§ EXERCISE MATERIALS:
========================================================================
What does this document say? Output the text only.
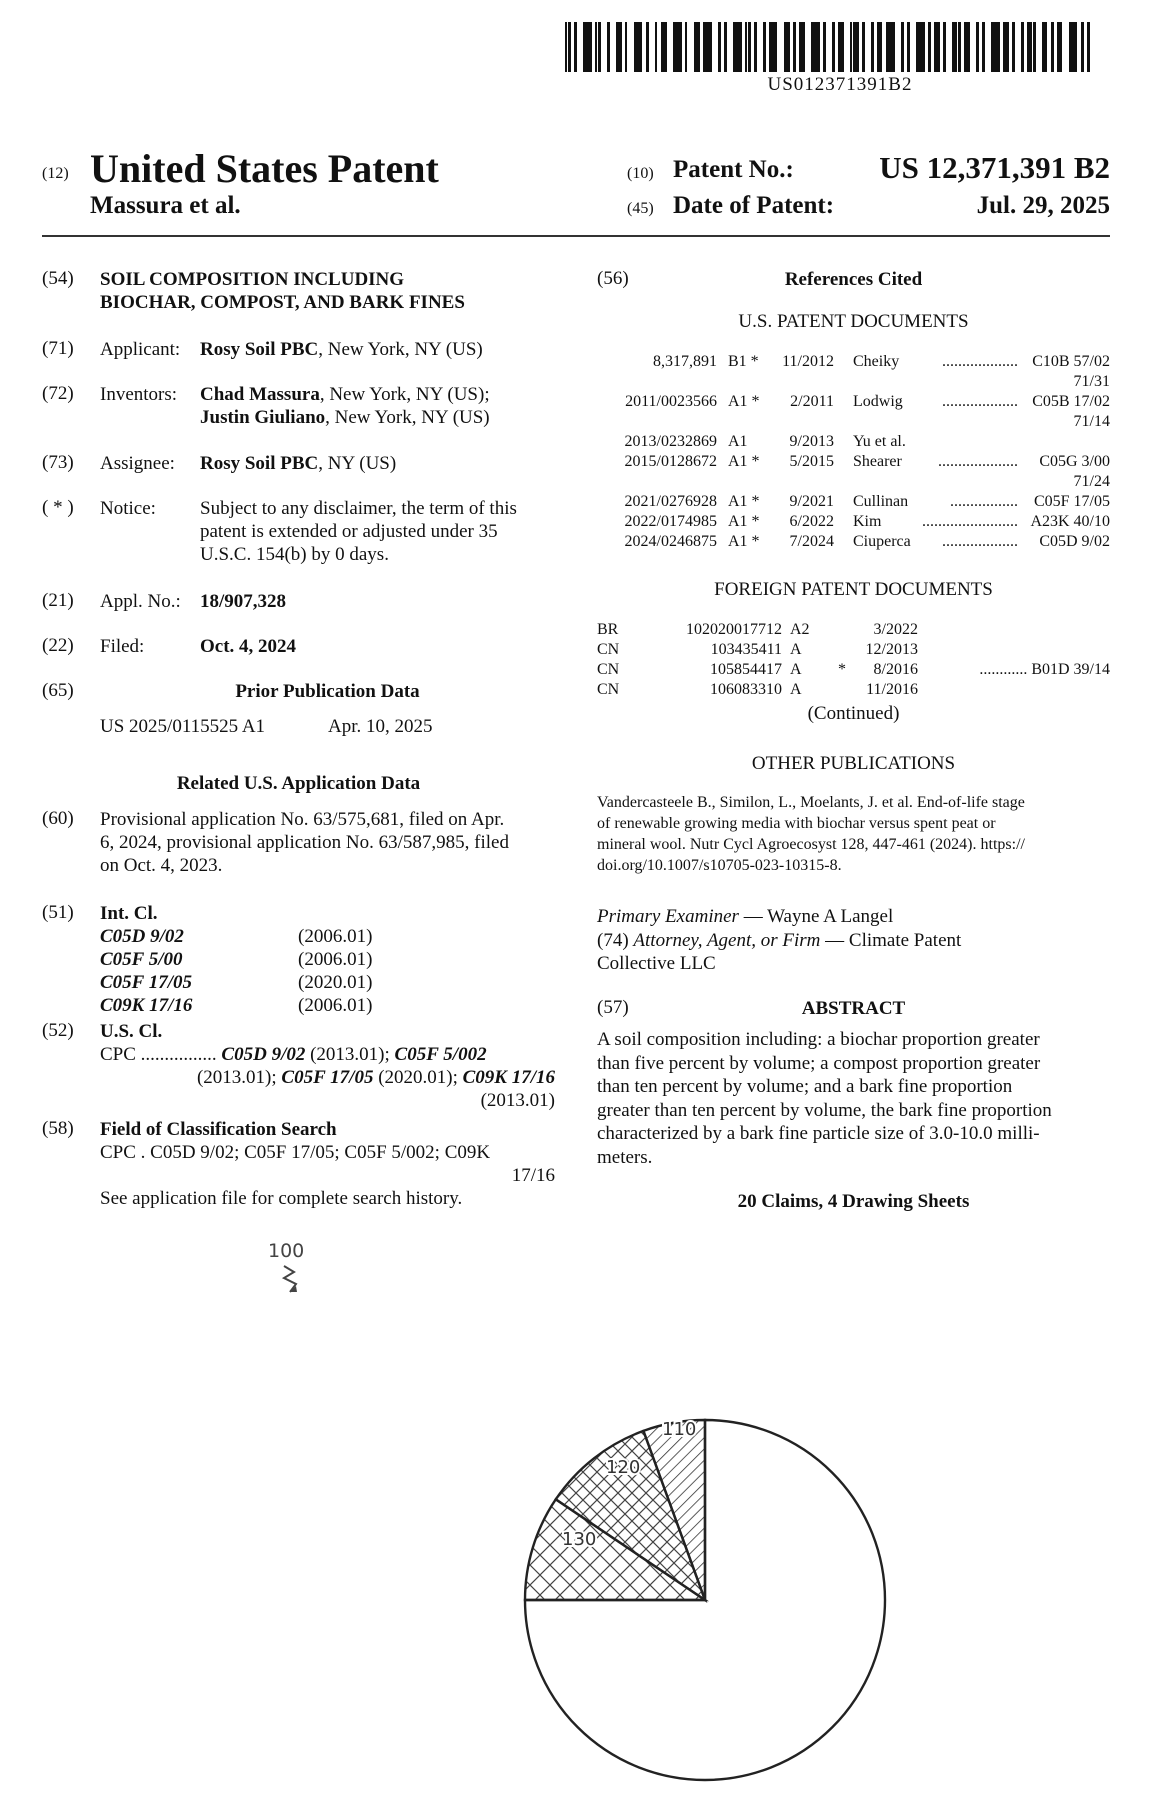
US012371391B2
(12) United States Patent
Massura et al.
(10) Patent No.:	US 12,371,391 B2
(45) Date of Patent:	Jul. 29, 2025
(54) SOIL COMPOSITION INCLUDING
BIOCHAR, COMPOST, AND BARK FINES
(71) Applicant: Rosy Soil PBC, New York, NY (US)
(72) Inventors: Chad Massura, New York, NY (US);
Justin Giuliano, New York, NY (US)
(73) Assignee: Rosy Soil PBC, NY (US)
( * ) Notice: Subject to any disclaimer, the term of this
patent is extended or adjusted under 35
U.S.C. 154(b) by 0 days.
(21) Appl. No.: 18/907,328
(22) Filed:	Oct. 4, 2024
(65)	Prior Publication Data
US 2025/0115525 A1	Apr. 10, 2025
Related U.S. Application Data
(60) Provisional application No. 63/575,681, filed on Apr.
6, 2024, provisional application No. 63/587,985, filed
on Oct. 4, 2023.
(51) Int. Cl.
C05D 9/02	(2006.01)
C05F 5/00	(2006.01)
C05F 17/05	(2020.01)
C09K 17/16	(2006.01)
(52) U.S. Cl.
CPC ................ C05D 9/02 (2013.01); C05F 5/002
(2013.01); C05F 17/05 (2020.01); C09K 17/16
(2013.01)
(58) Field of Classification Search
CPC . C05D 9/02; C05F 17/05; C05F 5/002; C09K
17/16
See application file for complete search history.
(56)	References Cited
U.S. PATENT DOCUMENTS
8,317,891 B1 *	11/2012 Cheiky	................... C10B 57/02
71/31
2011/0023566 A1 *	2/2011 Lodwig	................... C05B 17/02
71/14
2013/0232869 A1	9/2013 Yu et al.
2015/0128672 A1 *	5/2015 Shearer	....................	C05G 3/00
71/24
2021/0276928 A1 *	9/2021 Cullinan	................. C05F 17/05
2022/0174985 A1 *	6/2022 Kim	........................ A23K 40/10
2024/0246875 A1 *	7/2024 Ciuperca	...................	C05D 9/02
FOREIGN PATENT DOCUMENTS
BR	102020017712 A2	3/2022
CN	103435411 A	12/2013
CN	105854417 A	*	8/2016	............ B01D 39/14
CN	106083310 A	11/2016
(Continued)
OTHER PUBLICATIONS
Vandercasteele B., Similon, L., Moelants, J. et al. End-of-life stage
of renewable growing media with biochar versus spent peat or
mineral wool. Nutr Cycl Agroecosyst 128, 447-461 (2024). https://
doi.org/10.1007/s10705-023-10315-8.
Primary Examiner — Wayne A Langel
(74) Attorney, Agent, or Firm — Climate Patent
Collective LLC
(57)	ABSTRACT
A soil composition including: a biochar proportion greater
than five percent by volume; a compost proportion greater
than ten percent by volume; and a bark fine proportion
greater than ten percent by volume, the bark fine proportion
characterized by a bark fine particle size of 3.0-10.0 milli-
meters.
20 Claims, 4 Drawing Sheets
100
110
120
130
========================================================================
§ WHAT THE TASK REQUIRES:
Pull out every line of the records that includes the string "Rosy".

§ SOLUTION BELOW:
(71) Applicant: Rosy Soil PBC, New York, NY (US)
(73) Assignee: Rosy Soil PBC, NY (US)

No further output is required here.